Select all lines in the records that include "servidores".

══ INPUT RECORDS

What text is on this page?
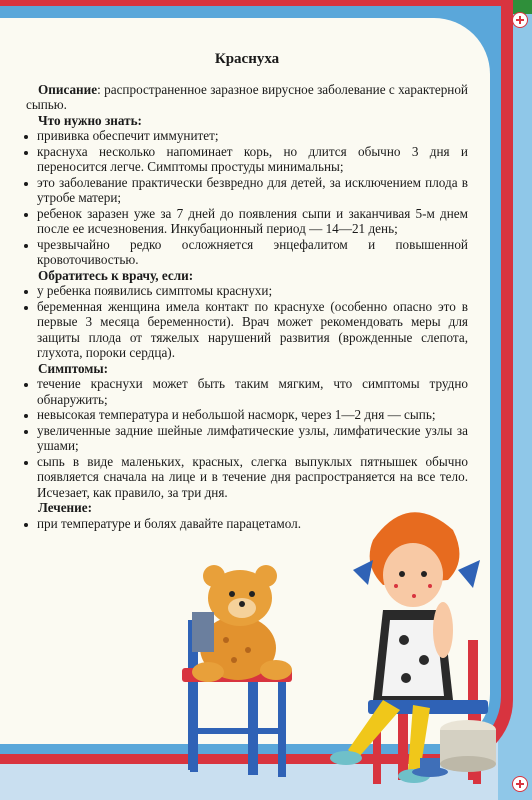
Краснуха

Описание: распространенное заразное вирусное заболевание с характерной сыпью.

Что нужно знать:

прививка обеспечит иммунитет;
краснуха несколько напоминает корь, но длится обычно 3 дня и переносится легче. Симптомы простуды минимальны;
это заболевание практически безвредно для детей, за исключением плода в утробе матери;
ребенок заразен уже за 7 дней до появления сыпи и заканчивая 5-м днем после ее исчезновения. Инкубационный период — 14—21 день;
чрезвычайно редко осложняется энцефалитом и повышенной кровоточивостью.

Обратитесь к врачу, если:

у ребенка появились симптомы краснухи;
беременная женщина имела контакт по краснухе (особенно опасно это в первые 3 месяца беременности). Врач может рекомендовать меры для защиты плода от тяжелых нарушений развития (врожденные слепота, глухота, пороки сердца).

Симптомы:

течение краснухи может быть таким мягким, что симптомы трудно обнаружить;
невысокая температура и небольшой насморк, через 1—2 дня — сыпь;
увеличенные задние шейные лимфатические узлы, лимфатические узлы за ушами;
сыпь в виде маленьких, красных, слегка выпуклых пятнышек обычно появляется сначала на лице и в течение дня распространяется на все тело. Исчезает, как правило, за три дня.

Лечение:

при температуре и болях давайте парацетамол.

════
══ INPUT RECORDS

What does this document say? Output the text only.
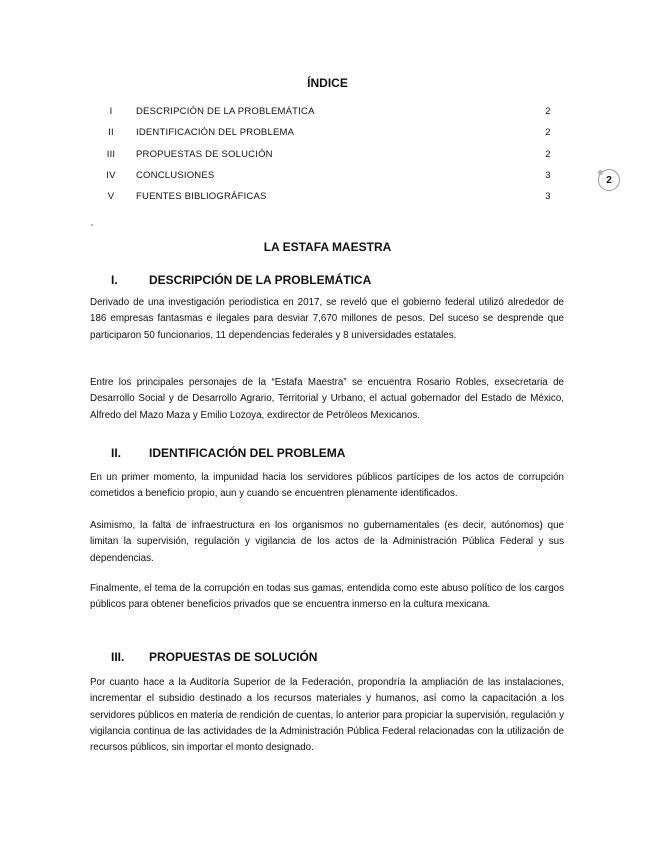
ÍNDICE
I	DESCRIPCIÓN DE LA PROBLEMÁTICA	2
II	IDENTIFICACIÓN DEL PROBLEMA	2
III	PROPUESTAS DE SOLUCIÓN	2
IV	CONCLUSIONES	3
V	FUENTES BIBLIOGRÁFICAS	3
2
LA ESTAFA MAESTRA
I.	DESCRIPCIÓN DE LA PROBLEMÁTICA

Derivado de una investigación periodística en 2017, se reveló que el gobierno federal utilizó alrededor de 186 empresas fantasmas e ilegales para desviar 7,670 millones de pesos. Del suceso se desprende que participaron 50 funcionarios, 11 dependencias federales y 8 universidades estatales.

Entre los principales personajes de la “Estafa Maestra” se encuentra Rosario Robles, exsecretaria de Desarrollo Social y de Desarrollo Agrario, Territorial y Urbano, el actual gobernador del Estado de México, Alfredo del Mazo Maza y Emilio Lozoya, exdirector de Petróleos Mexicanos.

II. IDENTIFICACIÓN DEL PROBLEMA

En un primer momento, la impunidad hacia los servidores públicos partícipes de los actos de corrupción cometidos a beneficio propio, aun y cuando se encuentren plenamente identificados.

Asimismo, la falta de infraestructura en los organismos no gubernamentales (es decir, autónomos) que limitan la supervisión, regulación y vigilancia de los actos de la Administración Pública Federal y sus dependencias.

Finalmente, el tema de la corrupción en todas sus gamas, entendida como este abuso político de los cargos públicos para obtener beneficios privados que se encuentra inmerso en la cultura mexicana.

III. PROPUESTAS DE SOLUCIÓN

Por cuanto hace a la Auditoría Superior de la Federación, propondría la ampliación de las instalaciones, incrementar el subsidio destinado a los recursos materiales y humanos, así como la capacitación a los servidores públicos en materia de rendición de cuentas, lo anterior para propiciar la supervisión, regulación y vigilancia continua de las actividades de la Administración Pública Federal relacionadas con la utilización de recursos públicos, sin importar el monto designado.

════
══ INPUT RECORDS

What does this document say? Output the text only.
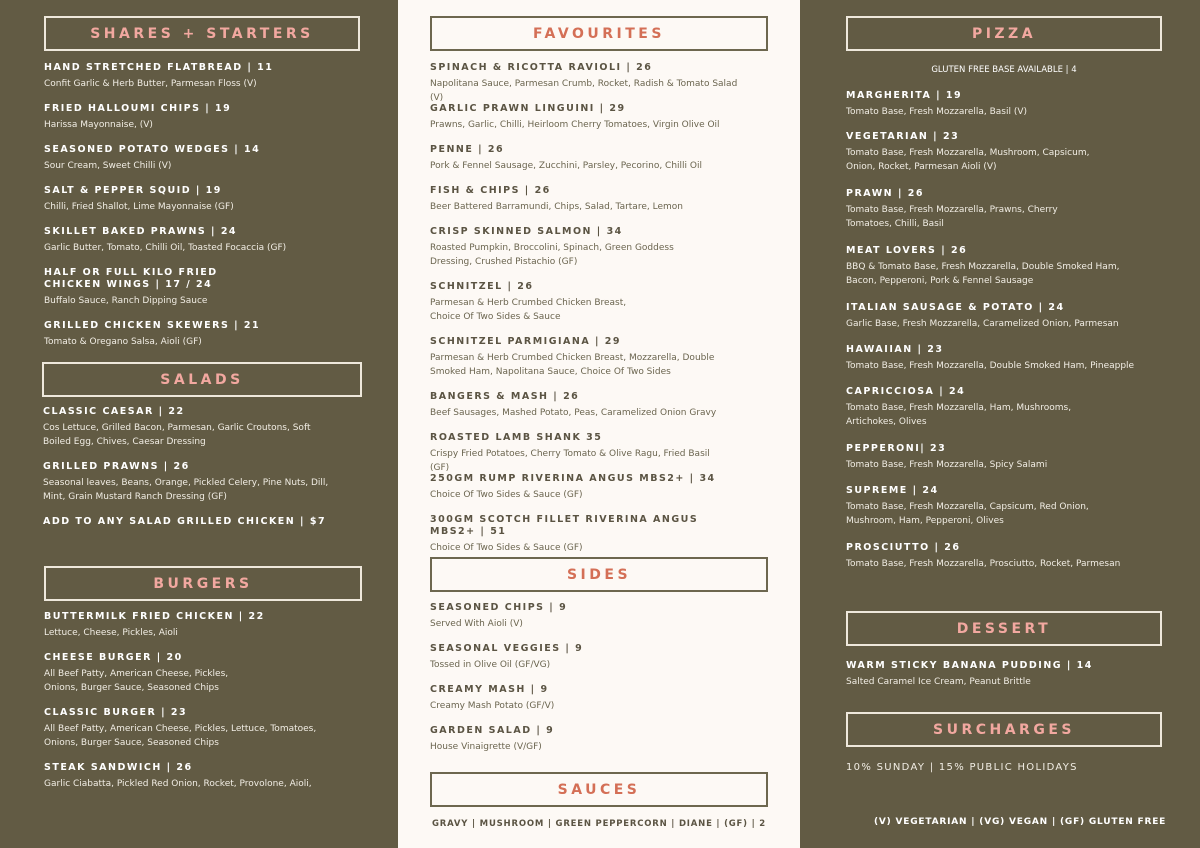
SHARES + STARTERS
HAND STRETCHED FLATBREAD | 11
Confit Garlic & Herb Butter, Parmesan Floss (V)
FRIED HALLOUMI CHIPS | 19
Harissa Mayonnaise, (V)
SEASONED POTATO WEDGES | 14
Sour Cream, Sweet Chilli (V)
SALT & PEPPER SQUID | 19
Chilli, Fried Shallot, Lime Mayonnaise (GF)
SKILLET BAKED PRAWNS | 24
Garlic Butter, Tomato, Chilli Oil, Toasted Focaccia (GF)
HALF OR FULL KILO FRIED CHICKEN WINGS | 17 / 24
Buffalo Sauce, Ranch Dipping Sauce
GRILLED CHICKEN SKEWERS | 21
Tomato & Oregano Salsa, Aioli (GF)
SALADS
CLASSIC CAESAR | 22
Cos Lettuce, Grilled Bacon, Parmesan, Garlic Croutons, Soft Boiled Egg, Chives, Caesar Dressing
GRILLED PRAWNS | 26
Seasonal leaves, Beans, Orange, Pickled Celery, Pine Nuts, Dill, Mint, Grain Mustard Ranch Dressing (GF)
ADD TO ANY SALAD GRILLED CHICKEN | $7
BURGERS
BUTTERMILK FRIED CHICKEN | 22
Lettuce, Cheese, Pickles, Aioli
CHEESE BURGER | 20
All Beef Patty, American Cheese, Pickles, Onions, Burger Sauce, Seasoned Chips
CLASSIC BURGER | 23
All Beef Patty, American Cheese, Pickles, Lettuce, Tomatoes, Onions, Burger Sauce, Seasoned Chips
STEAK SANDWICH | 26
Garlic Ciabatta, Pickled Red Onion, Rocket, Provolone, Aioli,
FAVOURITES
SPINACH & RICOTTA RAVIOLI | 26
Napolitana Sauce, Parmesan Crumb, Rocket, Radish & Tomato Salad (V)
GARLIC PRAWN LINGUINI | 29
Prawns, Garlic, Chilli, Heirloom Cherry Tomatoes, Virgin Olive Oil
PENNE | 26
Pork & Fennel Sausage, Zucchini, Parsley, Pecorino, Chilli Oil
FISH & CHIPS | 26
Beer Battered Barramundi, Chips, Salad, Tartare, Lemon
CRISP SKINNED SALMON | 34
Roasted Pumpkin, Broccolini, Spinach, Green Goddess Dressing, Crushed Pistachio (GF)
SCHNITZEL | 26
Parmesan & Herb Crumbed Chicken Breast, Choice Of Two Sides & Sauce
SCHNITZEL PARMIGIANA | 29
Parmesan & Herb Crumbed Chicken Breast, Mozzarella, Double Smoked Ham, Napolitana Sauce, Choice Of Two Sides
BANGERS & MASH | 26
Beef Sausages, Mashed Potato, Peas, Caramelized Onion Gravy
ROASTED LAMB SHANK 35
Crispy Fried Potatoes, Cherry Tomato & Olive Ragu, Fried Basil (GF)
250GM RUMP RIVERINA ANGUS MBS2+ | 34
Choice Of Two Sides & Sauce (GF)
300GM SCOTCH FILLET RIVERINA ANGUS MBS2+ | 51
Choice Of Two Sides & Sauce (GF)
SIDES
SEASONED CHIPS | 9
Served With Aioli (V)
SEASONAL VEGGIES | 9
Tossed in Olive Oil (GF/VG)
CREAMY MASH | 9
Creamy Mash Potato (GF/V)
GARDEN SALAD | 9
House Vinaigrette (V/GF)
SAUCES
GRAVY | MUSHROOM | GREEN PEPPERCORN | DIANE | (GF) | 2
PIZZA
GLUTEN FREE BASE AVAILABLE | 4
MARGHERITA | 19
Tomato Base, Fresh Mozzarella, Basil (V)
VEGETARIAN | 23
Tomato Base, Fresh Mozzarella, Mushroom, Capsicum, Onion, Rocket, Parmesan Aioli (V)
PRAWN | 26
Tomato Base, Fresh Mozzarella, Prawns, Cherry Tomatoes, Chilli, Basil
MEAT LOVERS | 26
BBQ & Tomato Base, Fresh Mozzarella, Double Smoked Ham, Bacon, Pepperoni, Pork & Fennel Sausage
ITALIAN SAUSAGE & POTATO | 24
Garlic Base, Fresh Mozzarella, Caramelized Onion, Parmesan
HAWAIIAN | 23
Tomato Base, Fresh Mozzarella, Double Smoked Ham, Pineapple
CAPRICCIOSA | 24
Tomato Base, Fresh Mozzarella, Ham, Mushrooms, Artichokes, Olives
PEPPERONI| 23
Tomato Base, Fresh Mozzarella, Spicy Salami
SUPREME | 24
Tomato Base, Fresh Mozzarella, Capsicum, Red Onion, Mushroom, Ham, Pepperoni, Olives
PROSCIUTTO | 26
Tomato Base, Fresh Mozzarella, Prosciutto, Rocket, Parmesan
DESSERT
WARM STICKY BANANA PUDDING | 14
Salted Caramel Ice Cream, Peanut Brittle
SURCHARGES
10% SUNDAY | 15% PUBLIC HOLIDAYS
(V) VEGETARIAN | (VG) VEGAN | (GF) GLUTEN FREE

════

(OUTPUT OF THE TASK):
En un primer momento, la impunidad hacia los servidores públicos partícipes de los actos de corrupción cometidos a beneficio propio, aun y cuando se encuentren plenamente identificados.
Por cuanto hace a la Auditoría Superior de la Federación, propondría la ampliación de las instalaciones, incrementar el subsidio destinado a los recursos materiales y humanos, así como la capacitación a los servidores públicos en materia de rendición de cuentas, lo anterior para propiciar la supervisión, regulación y vigilancia continua de las actividades de la Administración Pública Federal relacionadas con la utilización de recursos públicos, sin importar el monto designado.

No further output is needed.